■ **Dataset excerpts**:

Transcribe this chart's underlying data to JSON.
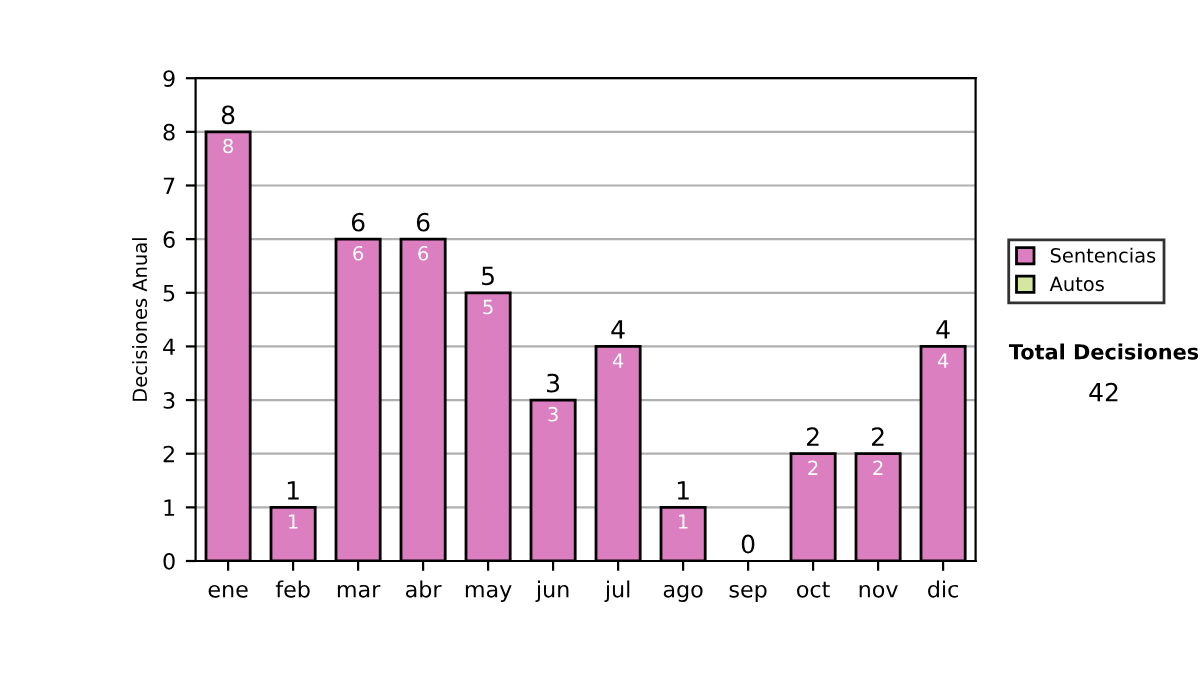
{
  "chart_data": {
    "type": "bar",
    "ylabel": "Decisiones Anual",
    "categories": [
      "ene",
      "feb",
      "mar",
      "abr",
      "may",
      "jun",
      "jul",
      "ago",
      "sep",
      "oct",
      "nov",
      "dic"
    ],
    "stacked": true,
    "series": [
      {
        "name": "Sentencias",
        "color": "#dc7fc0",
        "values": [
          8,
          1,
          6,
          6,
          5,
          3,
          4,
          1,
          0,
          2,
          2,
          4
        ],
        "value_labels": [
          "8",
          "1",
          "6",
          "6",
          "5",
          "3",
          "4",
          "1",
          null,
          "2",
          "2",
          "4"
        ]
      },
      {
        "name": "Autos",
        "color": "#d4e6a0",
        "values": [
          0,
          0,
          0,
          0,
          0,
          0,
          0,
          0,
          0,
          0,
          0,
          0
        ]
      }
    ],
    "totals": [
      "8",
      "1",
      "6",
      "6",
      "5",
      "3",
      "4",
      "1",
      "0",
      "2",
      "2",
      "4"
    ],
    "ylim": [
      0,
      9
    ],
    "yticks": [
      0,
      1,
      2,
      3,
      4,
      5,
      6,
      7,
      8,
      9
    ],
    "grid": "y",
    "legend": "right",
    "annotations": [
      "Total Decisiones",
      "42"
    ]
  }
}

■ **Request**:
Point out every line holding the string "Decisiones" and copy it.

■ **Response below**:
    "ylabel": "Decisiones Anual",
      "Total Decisiones",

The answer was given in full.